* [WORK TO COMPLETE]: Return the records in full, exactly as given.
==============================
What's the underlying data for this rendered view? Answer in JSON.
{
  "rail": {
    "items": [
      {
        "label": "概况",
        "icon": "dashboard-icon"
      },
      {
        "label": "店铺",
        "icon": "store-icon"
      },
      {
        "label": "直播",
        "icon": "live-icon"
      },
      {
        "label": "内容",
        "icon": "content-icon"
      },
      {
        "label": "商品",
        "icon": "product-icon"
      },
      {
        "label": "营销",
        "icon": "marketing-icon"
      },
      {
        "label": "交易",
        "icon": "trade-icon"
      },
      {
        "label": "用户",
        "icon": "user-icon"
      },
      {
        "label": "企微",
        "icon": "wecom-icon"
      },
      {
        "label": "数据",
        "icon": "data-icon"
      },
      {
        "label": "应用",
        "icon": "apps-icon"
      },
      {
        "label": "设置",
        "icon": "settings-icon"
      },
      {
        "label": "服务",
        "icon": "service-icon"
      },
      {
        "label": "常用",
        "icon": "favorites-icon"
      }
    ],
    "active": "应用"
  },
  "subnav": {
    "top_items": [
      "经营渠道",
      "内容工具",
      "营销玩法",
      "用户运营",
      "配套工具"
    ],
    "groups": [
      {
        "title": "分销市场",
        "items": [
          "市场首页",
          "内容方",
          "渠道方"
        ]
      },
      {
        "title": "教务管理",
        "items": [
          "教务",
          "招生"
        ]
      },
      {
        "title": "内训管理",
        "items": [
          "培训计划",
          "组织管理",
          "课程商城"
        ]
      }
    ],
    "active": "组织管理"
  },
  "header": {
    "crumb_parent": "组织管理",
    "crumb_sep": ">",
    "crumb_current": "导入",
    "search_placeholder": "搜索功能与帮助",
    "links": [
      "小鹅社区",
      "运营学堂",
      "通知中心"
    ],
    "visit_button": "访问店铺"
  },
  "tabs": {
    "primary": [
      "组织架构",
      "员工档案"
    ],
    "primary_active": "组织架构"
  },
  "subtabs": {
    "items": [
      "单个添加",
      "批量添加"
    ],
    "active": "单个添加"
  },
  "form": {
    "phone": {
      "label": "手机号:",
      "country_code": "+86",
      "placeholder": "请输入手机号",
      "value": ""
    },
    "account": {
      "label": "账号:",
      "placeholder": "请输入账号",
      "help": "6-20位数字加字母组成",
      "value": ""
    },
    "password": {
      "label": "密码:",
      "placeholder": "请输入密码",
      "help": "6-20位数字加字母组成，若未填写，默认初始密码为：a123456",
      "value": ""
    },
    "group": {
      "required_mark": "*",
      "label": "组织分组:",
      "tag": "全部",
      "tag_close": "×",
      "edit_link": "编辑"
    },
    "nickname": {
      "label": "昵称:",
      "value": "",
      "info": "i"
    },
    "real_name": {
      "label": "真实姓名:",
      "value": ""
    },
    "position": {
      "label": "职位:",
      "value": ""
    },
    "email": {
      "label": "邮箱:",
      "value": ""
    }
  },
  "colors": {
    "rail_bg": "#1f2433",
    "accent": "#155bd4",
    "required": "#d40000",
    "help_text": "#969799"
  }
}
==============================
* [RESPONSE TO THE TASK]:
What's the underlying data for this rendered view? Answer in JSON.
{
  "rail": {
    "items": [
      {
        "label": "概况",
        "icon": "dashboard-icon"
      },
      {
        "label": "店铺",
        "icon": "store-icon"
      },
      {
        "label": "直播",
        "icon": "live-icon"
      },
      {
        "label": "内容",
        "icon": "content-icon"
      },
      {
        "label": "商品",
        "icon": "product-icon"
      },
      {
        "label": "营销",
        "icon": "marketing-icon"
      },
      {
        "label": "交易",
        "icon": "trade-icon"
      },
      {
        "label": "用户",
        "icon": "user-icon"
      },
      {
        "label": "企微",
        "icon": "wecom-icon"
      },
      {
        "label": "数据",
        "icon": "data-icon"
      },
      {
        "label": "应用",
        "icon": "apps-icon"
      },
      {
        "label": "设置",
        "icon": "settings-icon"
      },
      {
        "label": "服务",
        "icon": "service-icon"
      },
      {
        "label": "常用",
        "icon": "favorites-icon"
      }
    ],
    "active": "应用"
  },
  "subnav": {
    "top_items": [
      "经营渠道",
      "内容工具",
      "营销玩法",
      "用户运营",
      "配套工具"
    ],
    "groups": [
      {
        "title": "分销市场",
        "items": [
          "市场首页",
          "内容方",
          "渠道方"
        ]
      },
      {
        "title": "教务管理",
        "items": [
          "教务",
          "招生"
        ]
      },
      {
        "title": "内训管理",
        "items": [
          "培训计划",
          "组织管理",
          "课程商城"
        ]
      }
    ],
    "active": "组织管理"
  },
  "header": {
    "crumb_parent": "组织管理",
    "crumb_sep": ">",
    "crumb_current": "导入",
    "search_placeholder": "搜索功能与帮助",
    "links": [
      "小鹅社区",
      "运营学堂",
      "通知中心"
    ],
    "visit_button": "访问店铺"
  },
  "tabs": {
    "primary": [
      "组织架构",
      "员工档案"
    ],
    "primary_active": "组织架构"
  },
  "subtabs": {
    "items": [
      "单个添加",
      "批量添加"
    ],
    "active": "单个添加"
  },
  "form": {
    "phone": {
      "label": "手机号:",
      "country_code": "+86",
      "placeholder": "请输入手机号",
      "value": ""
    },
    "account": {
      "label": "账号:",
      "placeholder": "请输入账号",
      "help": "6-20位数字加字母组成",
      "value": ""
    },
    "password": {
      "label": "密码:",
      "placeholder": "请输入密码",
      "help": "6-20位数字加字母组成，若未填写，默认初始密码为：a123456",
      "value": ""
    },
    "group": {
      "required_mark": "*",
      "label": "组织分组:",
      "tag": "全部",
      "tag_close": "×",
      "edit_link": "编辑"
    },
    "nickname": {
      "label": "昵称:",
      "value": "",
      "info": "i"
    },
    "real_name": {
      "label": "真实姓名:",
      "value": ""
    },
    "position": {
      "label": "职位:",
      "value": ""
    },
    "email": {
      "label": "邮箱:",
      "value": ""
    }
  },
  "colors": {
    "rail_bg": "#1f2433",
    "accent": "#155bd4",
    "required": "#d40000",
    "help_text": "#969799"
  }
}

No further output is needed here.